The request:
Reproduce the lines of the material below verbatim, without the pictures.

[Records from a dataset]
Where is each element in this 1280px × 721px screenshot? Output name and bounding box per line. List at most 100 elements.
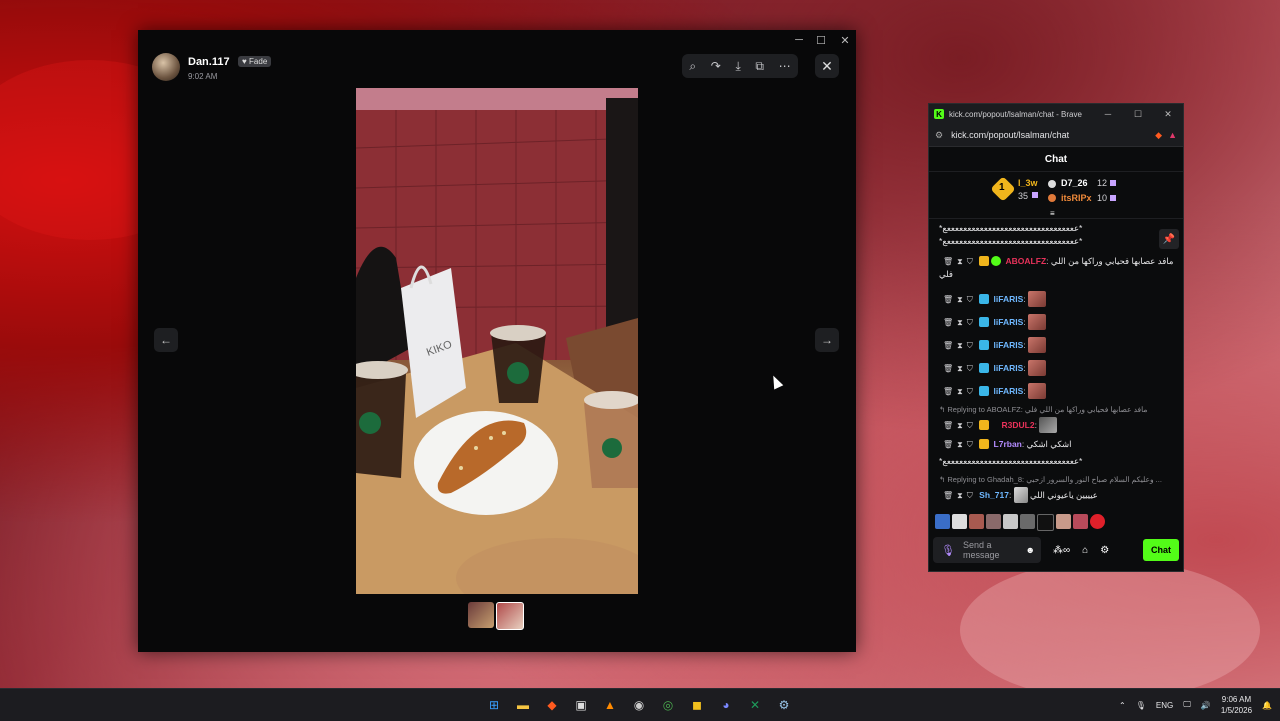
ban-icon[interactable]: ⛉ — [967, 387, 973, 397]
microphone-icon[interactable]: 🎙 — [1136, 701, 1146, 710]
ban-icon[interactable]: ⛉ — [967, 341, 973, 351]
maximize-icon[interactable]: ☐ — [810, 34, 832, 47]
emote[interactable] — [935, 514, 950, 529]
steam-icon[interactable]: ⚙ — [772, 693, 796, 717]
delete-icon[interactable]: 🗑 — [943, 387, 953, 396]
leader-third-user[interactable]: itsRIPx — [1061, 193, 1092, 203]
emote[interactable] — [1020, 514, 1035, 529]
timeout-icon[interactable]: ⧗ — [957, 295, 963, 305]
ban-icon[interactable]: ⛉ — [967, 318, 973, 328]
discord-icon[interactable]: ◕ — [714, 693, 738, 717]
leader-first-user[interactable]: l_3w — [1018, 178, 1038, 188]
volume-icon[interactable]: 🔊 — [1201, 701, 1211, 710]
ban-icon[interactable]: ⛉ — [967, 295, 973, 305]
ban-icon[interactable]: ⛉ — [967, 440, 973, 450]
zoom-in-icon[interactable]: ⌕ — [689, 59, 696, 74]
timeout-icon[interactable]: ⧗ — [957, 387, 963, 397]
author-name[interactable]: Dan.117 — [188, 56, 230, 68]
settings-icon[interactable]: ⚙ — [1100, 545, 1109, 556]
ban-icon[interactable]: ⛉ — [967, 364, 973, 374]
delete-icon[interactable]: 🗑 — [943, 341, 953, 350]
emote[interactable] — [986, 514, 1001, 529]
delete-icon[interactable]: 🗑 — [943, 440, 953, 449]
delete-icon[interactable]: 🗑 — [943, 421, 953, 430]
emote[interactable] — [1073, 514, 1088, 529]
brave-shields-icon[interactable]: ◆ — [1155, 130, 1162, 141]
next-image-button[interactable]: → — [815, 328, 839, 352]
language-indicator[interactable]: ENG — [1156, 701, 1173, 710]
excel-icon[interactable]: ✕ — [743, 693, 767, 717]
windows-start-icon[interactable]: ⊞ — [482, 693, 506, 717]
chat-username[interactable]: ABOALFZ — [1006, 256, 1047, 266]
window-close-icon[interactable]: ✕ — [1153, 109, 1183, 120]
chat-username[interactable]: liFARIS — [994, 317, 1024, 327]
microphone-icon[interactable]: 🎙 — [941, 544, 955, 557]
chrome-icon[interactable]: ◎ — [656, 693, 680, 717]
minimize-icon[interactable]: ─ — [788, 34, 810, 46]
reply-context[interactable]: ↰ Replying to ABOALFZ: مافد عصابها فحياب… — [939, 405, 1183, 414]
emote[interactable] — [1090, 514, 1105, 529]
ban-icon[interactable]: ⛉ — [967, 257, 973, 267]
chat-app-icon[interactable]: ◼ — [685, 693, 709, 717]
store-icon[interactable]: ⌂ — [1082, 545, 1088, 556]
chat-username[interactable]: liFARIS — [994, 340, 1024, 350]
chat-username[interactable]: R3DUL2 — [1002, 420, 1035, 430]
ban-icon[interactable]: ⛉ — [967, 421, 973, 431]
minimize-icon[interactable]: ─ — [1093, 109, 1123, 119]
emote[interactable] — [952, 514, 967, 529]
timeout-icon[interactable]: ⧗ — [957, 421, 963, 431]
timeout-icon[interactable]: ⧗ — [957, 341, 963, 351]
store-icon[interactable]: ▣ — [569, 693, 593, 717]
address-bar[interactable]: ⚙ kick.com/popout/lsalman/chat ◆ ▲ — [929, 124, 1183, 147]
previous-image-button[interactable]: ← — [154, 328, 178, 352]
download-icon[interactable]: ⤓ — [735, 59, 740, 74]
timeout-icon[interactable]: ⧗ — [957, 364, 963, 374]
tray-chevron-icon[interactable]: ⌃ — [1119, 701, 1126, 710]
emote[interactable] — [969, 514, 984, 529]
vlc-icon[interactable]: ▲ — [598, 693, 622, 717]
reply-context[interactable]: ↰ Replying to Ghadah_8: وعليكم السلام صب… — [939, 475, 1183, 484]
emote[interactable] — [1037, 514, 1054, 531]
close-viewer-button[interactable]: ✕ — [815, 54, 839, 78]
pin-button[interactable]: 📌 — [1159, 229, 1179, 249]
chat-username[interactable]: liFARIS — [994, 386, 1024, 396]
chat-username[interactable]: liFARIS — [994, 294, 1024, 304]
brave-icon[interactable]: ◆ — [540, 693, 564, 717]
avatar[interactable] — [152, 52, 180, 81]
chat-username[interactable]: liFARIS — [994, 363, 1024, 373]
timeout-icon[interactable]: ⧗ — [957, 257, 963, 267]
delete-icon[interactable]: 🗑 — [943, 257, 953, 266]
open-external-icon[interactable]: ⧉ — [755, 59, 764, 74]
more-icon[interactable]: ⋯ — [779, 59, 791, 73]
chat-username[interactable]: Sh_717 — [979, 490, 1009, 500]
chat-username[interactable]: L7rban — [994, 439, 1022, 449]
file-explorer-icon[interactable]: ▬ — [511, 693, 535, 717]
timeout-icon[interactable]: ⧗ — [957, 440, 963, 450]
emote[interactable] — [1056, 514, 1071, 529]
url-text[interactable]: kick.com/popout/lsalman/chat — [951, 130, 1155, 140]
forward-icon[interactable]: ↷ — [711, 59, 721, 73]
points-icon[interactable]: ⁂∞ — [1053, 545, 1070, 556]
site-settings-icon[interactable]: ⚙ — [935, 130, 943, 141]
delete-icon[interactable]: 🗑 — [943, 295, 953, 304]
collapse-icon[interactable]: ≡ — [1050, 209, 1055, 218]
emote[interactable] — [1003, 514, 1018, 529]
delete-icon[interactable]: 🗑 — [943, 364, 953, 373]
clock[interactable]: 9:06 AM 1/5/2026 — [1221, 694, 1252, 716]
network-icon[interactable]: 🖵 — [1183, 700, 1191, 710]
obs-icon[interactable]: ◉ — [627, 693, 651, 717]
brave-rewards-icon[interactable]: ▲ — [1168, 130, 1177, 140]
maximize-icon[interactable]: ☐ — [1123, 109, 1153, 120]
chat-input[interactable]: 🎙 Send a message ☻ — [933, 537, 1041, 563]
emoji-icon[interactable]: ☻ — [1026, 545, 1035, 555]
timeout-icon[interactable]: ⧗ — [957, 491, 963, 501]
thumbnail[interactable] — [496, 602, 524, 630]
delete-icon[interactable]: 🗑 — [943, 318, 953, 327]
chat-send-button[interactable]: Chat — [1143, 539, 1179, 561]
delete-icon[interactable]: 🗑 — [943, 491, 953, 500]
thumbnail[interactable] — [468, 602, 494, 628]
timeout-icon[interactable]: ⧗ — [957, 318, 963, 328]
leader-second-user[interactable]: D7_26 — [1061, 178, 1088, 188]
notification-icon[interactable]: 🔔 — [1262, 701, 1272, 710]
window-close-icon[interactable]: ✕ — [834, 34, 856, 47]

Output of the exercise:
Where is each element in this 1280px × 721px screenshot? Output name and bounding box per line. List at most 100 elements.
ban-icon[interactable]: ⛉ — [967, 387, 973, 397]
microphone-icon[interactable]: 🎙 — [1136, 701, 1146, 710]
ban-icon[interactable]: ⛉ — [967, 341, 973, 351]
maximize-icon[interactable]: ☐ — [810, 34, 832, 47]
emote[interactable] — [935, 514, 950, 529]
steam-icon[interactable]: ⚙ — [772, 693, 796, 717]
delete-icon[interactable]: 🗑 — [943, 387, 953, 396]
leader-third-user[interactable]: itsRIPx — [1061, 193, 1092, 203]
emote[interactable] — [1020, 514, 1035, 529]
timeout-icon[interactable]: ⧗ — [957, 295, 963, 305]
ban-icon[interactable]: ⛉ — [967, 318, 973, 328]
discord-icon[interactable]: ◕ — [714, 693, 738, 717]
leader-first-user[interactable]: l_3w — [1018, 178, 1038, 188]
volume-icon[interactable]: 🔊 — [1201, 701, 1211, 710]
ban-icon[interactable]: ⛉ — [967, 295, 973, 305]
ban-icon[interactable]: ⛉ — [967, 440, 973, 450]
zoom-in-icon[interactable]: ⌕ — [689, 59, 696, 74]
timeout-icon[interactable]: ⧗ — [957, 387, 963, 397]
author-name[interactable]: Dan.117 — [188, 56, 230, 68]
settings-icon[interactable]: ⚙ — [1100, 545, 1109, 556]
ban-icon[interactable]: ⛉ — [967, 364, 973, 374]
delete-icon[interactable]: 🗑 — [943, 341, 953, 350]
emote[interactable] — [986, 514, 1001, 529]
delete-icon[interactable]: 🗑 — [943, 440, 953, 449]
delete-icon[interactable]: 🗑 — [943, 421, 953, 430]
emote[interactable] — [1073, 514, 1088, 529]
brave-shields-icon[interactable]: ◆ — [1155, 130, 1162, 141]
next-image-button[interactable]: → — [815, 328, 839, 352]
language-indicator[interactable]: ENG — [1156, 701, 1173, 710]
excel-icon[interactable]: ✕ — [743, 693, 767, 717]
windows-start-icon[interactable]: ⊞ — [482, 693, 506, 717]
chat-username[interactable]: ABOALFZ — [1006, 256, 1047, 266]
window-close-icon[interactable]: ✕ — [1153, 109, 1183, 120]
chat-username[interactable]: liFARIS — [994, 317, 1024, 327]
microphone-icon[interactable]: 🎙 — [941, 544, 955, 557]
chrome-icon[interactable]: ◎ — [656, 693, 680, 717]
minimize-icon[interactable]: ─ — [788, 34, 810, 46]
reply-context[interactable]: ↰ Replying to ABOALFZ: مافد عصابها فحياب… — [939, 405, 1183, 414]
emote[interactable] — [1090, 514, 1105, 529]
ban-icon[interactable]: ⛉ — [967, 257, 973, 267]
chat-app-icon[interactable]: ◼ — [685, 693, 709, 717]
store-icon[interactable]: ⌂ — [1082, 545, 1088, 556]
chat-username[interactable]: liFARIS — [994, 340, 1024, 350]
chat-username[interactable]: R3DUL2 — [1002, 420, 1035, 430]
ban-icon[interactable]: ⛉ — [967, 421, 973, 431]
minimize-icon[interactable]: ─ — [1093, 109, 1123, 119]
emote[interactable] — [952, 514, 967, 529]
timeout-icon[interactable]: ⧗ — [957, 421, 963, 431]
timeout-icon[interactable]: ⧗ — [957, 341, 963, 351]
store-icon[interactable]: ▣ — [569, 693, 593, 717]
address-bar[interactable]: ⚙ kick.com/popout/lsalman/chat ◆ ▲ — [929, 124, 1183, 147]
previous-image-button[interactable]: ← — [154, 328, 178, 352]
download-icon[interactable]: ⤓ — [735, 59, 740, 74]
timeout-icon[interactable]: ⧗ — [957, 364, 963, 374]
tray-chevron-icon[interactable]: ⌃ — [1119, 701, 1126, 710]
emote[interactable] — [969, 514, 984, 529]
vlc-icon[interactable]: ▲ — [598, 693, 622, 717]
reply-context[interactable]: ↰ Replying to Ghadah_8: وعليكم السلام صب… — [939, 475, 1183, 484]
emote[interactable] — [1037, 514, 1054, 531]
close-viewer-button[interactable]: ✕ — [815, 54, 839, 78]
pin-button[interactable]: 📌 — [1159, 229, 1179, 249]
chat-username[interactable]: liFARIS — [994, 386, 1024, 396]
chat-username[interactable]: liFARIS — [994, 294, 1024, 304]
brave-icon[interactable]: ◆ — [540, 693, 564, 717]
avatar[interactable] — [152, 52, 180, 81]
chat-username[interactable]: liFARIS — [994, 363, 1024, 373]
timeout-icon[interactable]: ⧗ — [957, 257, 963, 267]
delete-icon[interactable]: 🗑 — [943, 257, 953, 266]
open-external-icon[interactable]: ⧉ — [755, 59, 764, 74]
more-icon[interactable]: ⋯ — [779, 59, 791, 73]
chat-username[interactable]: Sh_717 — [979, 490, 1009, 500]
chat-username[interactable]: L7rban — [994, 439, 1022, 449]
file-explorer-icon[interactable]: ▬ — [511, 693, 535, 717]
timeout-icon[interactable]: ⧗ — [957, 440, 963, 450]
emote[interactable] — [1056, 514, 1071, 529]
url-text[interactable]: kick.com/popout/lsalman/chat — [951, 130, 1155, 140]
forward-icon[interactable]: ↷ — [711, 59, 721, 73]
points-icon[interactable]: ⁂∞ — [1053, 545, 1070, 556]
site-settings-icon[interactable]: ⚙ — [935, 130, 943, 141]
delete-icon[interactable]: 🗑 — [943, 295, 953, 304]
collapse-icon[interactable]: ≡ — [1050, 209, 1055, 218]
emote[interactable] — [1003, 514, 1018, 529]
delete-icon[interactable]: 🗑 — [943, 364, 953, 373]
clock[interactable]: 9:06 AM 1/5/2026 — [1221, 694, 1252, 716]
network-icon[interactable]: 🖵 — [1183, 700, 1191, 710]
obs-icon[interactable]: ◉ — [627, 693, 651, 717]
brave-rewards-icon[interactable]: ▲ — [1168, 130, 1177, 140]
maximize-icon[interactable]: ☐ — [1123, 109, 1153, 120]
chat-input[interactable]: 🎙 Send a message ☻ — [933, 537, 1041, 563]
emoji-icon[interactable]: ☻ — [1026, 545, 1035, 555]
timeout-icon[interactable]: ⧗ — [957, 491, 963, 501]
thumbnail[interactable] — [496, 602, 524, 630]
delete-icon[interactable]: 🗑 — [943, 318, 953, 327]
chat-send-button[interactable]: Chat — [1143, 539, 1179, 561]
delete-icon[interactable]: 🗑 — [943, 491, 953, 500]
thumbnail[interactable] — [468, 602, 494, 628]
timeout-icon[interactable]: ⧗ — [957, 318, 963, 328]
leader-second-user[interactable]: D7_26 — [1061, 178, 1088, 188]
notification-icon[interactable]: 🔔 — [1262, 701, 1272, 710]
window-close-icon[interactable]: ✕ — [834, 34, 856, 47]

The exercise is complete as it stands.